[Dataset items]
..............................
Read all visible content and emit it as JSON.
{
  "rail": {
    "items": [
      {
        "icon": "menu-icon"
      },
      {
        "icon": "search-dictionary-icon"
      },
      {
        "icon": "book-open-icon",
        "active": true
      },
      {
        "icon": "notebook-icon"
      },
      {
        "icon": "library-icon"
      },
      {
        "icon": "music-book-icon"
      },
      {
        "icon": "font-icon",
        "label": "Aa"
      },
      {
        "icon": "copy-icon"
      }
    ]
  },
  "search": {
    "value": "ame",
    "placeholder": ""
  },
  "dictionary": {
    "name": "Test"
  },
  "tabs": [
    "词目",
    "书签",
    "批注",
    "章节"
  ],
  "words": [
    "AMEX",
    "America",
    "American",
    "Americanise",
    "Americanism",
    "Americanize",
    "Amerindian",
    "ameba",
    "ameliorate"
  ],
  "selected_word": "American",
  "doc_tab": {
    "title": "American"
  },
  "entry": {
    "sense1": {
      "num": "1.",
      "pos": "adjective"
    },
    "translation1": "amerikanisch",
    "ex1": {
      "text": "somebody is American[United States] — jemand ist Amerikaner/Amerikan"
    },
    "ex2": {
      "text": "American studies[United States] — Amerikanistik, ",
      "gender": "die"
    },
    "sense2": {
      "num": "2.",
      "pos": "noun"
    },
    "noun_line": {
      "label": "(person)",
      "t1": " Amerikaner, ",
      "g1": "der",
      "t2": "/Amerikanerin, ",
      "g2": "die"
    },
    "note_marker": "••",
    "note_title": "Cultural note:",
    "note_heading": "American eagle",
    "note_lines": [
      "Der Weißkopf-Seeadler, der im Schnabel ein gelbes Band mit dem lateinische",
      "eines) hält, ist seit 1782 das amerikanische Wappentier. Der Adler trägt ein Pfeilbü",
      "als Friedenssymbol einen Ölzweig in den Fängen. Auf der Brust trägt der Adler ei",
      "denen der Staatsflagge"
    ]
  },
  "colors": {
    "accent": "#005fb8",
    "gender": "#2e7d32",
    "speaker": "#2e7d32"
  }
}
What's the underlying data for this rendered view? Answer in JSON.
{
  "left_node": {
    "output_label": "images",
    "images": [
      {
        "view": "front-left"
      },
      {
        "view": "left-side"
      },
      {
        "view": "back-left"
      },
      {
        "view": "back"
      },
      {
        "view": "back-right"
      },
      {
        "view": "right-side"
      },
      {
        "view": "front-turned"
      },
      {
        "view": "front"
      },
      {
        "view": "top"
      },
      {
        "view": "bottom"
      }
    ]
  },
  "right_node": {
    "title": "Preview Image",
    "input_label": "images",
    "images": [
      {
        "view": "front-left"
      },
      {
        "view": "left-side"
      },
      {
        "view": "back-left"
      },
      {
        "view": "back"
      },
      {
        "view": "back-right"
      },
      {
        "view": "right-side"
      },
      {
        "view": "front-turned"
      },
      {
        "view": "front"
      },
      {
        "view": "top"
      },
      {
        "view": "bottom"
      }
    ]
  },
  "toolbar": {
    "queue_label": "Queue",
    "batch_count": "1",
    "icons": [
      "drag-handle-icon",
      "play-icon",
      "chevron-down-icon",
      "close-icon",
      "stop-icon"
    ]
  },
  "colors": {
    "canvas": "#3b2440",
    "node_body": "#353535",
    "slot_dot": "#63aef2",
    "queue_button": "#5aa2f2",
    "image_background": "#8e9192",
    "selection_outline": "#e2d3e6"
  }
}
..............................
Exercise requirements: Print the listing above in full, exactly as it is.

The solution:
Read all visible content and emit it as JSON.
{
  "rail": {
    "items": [
      {
        "icon": "menu-icon"
      },
      {
        "icon": "search-dictionary-icon"
      },
      {
        "icon": "book-open-icon",
        "active": true
      },
      {
        "icon": "notebook-icon"
      },
      {
        "icon": "library-icon"
      },
      {
        "icon": "music-book-icon"
      },
      {
        "icon": "font-icon",
        "label": "Aa"
      },
      {
        "icon": "copy-icon"
      }
    ]
  },
  "search": {
    "value": "ame",
    "placeholder": ""
  },
  "dictionary": {
    "name": "Test"
  },
  "tabs": [
    "词目",
    "书签",
    "批注",
    "章节"
  ],
  "words": [
    "AMEX",
    "America",
    "American",
    "Americanise",
    "Americanism",
    "Americanize",
    "Amerindian",
    "ameba",
    "ameliorate"
  ],
  "selected_word": "American",
  "doc_tab": {
    "title": "American"
  },
  "entry": {
    "sense1": {
      "num": "1.",
      "pos": "adjective"
    },
    "translation1": "amerikanisch",
    "ex1": {
      "text": "somebody is American[United States] — jemand ist Amerikaner/Amerikan"
    },
    "ex2": {
      "text": "American studies[United States] — Amerikanistik, ",
      "gender": "die"
    },
    "sense2": {
      "num": "2.",
      "pos": "noun"
    },
    "noun_line": {
      "label": "(person)",
      "t1": " Amerikaner, ",
      "g1": "der",
      "t2": "/Amerikanerin, ",
      "g2": "die"
    },
    "note_marker": "••",
    "note_title": "Cultural note:",
    "note_heading": "American eagle",
    "note_lines": [
      "Der Weißkopf-Seeadler, der im Schnabel ein gelbes Band mit dem lateinische",
      "eines) hält, ist seit 1782 das amerikanische Wappentier. Der Adler trägt ein Pfeilbü",
      "als Friedenssymbol einen Ölzweig in den Fängen. Auf der Brust trägt der Adler ei",
      "denen der Staatsflagge"
    ]
  },
  "colors": {
    "accent": "#005fb8",
    "gender": "#2e7d32",
    "speaker": "#2e7d32"
  }
}
What's the underlying data for this rendered view? Answer in JSON.
{
  "left_node": {
    "output_label": "images",
    "images": [
      {
        "view": "front-left"
      },
      {
        "view": "left-side"
      },
      {
        "view": "back-left"
      },
      {
        "view": "back"
      },
      {
        "view": "back-right"
      },
      {
        "view": "right-side"
      },
      {
        "view": "front-turned"
      },
      {
        "view": "front"
      },
      {
        "view": "top"
      },
      {
        "view": "bottom"
      }
    ]
  },
  "right_node": {
    "title": "Preview Image",
    "input_label": "images",
    "images": [
      {
        "view": "front-left"
      },
      {
        "view": "left-side"
      },
      {
        "view": "back-left"
      },
      {
        "view": "back"
      },
      {
        "view": "back-right"
      },
      {
        "view": "right-side"
      },
      {
        "view": "front-turned"
      },
      {
        "view": "front"
      },
      {
        "view": "top"
      },
      {
        "view": "bottom"
      }
    ]
  },
  "toolbar": {
    "queue_label": "Queue",
    "batch_count": "1",
    "icons": [
      "drag-handle-icon",
      "play-icon",
      "chevron-down-icon",
      "close-icon",
      "stop-icon"
    ]
  },
  "colors": {
    "canvas": "#3b2440",
    "node_body": "#353535",
    "slot_dot": "#63aef2",
    "queue_button": "#5aa2f2",
    "image_background": "#8e9192",
    "selection_outline": "#e2d3e6"
  }
}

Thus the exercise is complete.